** Dataset extract **
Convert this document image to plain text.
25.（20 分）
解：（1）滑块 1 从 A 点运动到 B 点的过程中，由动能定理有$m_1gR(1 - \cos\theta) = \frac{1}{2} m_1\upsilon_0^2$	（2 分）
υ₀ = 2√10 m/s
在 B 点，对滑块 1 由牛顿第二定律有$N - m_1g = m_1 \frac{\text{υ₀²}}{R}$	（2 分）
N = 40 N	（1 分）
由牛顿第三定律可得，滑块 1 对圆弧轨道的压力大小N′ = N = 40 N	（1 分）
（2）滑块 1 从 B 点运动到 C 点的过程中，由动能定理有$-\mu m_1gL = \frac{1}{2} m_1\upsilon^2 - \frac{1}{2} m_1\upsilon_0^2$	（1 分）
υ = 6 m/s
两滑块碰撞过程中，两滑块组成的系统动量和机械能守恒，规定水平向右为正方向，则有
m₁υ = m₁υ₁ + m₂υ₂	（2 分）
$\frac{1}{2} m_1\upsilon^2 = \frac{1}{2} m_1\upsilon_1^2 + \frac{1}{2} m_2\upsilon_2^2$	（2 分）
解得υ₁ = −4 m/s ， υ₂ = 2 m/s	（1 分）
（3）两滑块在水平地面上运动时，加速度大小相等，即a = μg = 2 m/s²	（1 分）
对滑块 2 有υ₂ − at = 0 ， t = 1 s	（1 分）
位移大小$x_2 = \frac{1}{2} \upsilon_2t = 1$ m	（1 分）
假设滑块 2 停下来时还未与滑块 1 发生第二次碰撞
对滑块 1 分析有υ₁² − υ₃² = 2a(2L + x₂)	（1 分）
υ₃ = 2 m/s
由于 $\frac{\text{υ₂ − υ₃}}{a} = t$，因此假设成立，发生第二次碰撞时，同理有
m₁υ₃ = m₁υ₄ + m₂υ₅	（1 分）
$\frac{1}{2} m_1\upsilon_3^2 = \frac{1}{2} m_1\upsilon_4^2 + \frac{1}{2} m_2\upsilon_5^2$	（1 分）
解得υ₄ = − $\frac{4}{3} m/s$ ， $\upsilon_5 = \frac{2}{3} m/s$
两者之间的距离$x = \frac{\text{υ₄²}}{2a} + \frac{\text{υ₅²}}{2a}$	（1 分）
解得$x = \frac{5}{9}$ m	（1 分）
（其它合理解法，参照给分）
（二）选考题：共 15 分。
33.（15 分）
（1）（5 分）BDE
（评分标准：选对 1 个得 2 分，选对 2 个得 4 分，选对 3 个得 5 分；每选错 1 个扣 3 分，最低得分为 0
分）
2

** Short exercise **
Say how many lines above hold the word "text", giving only the count.

** Complete answer **
4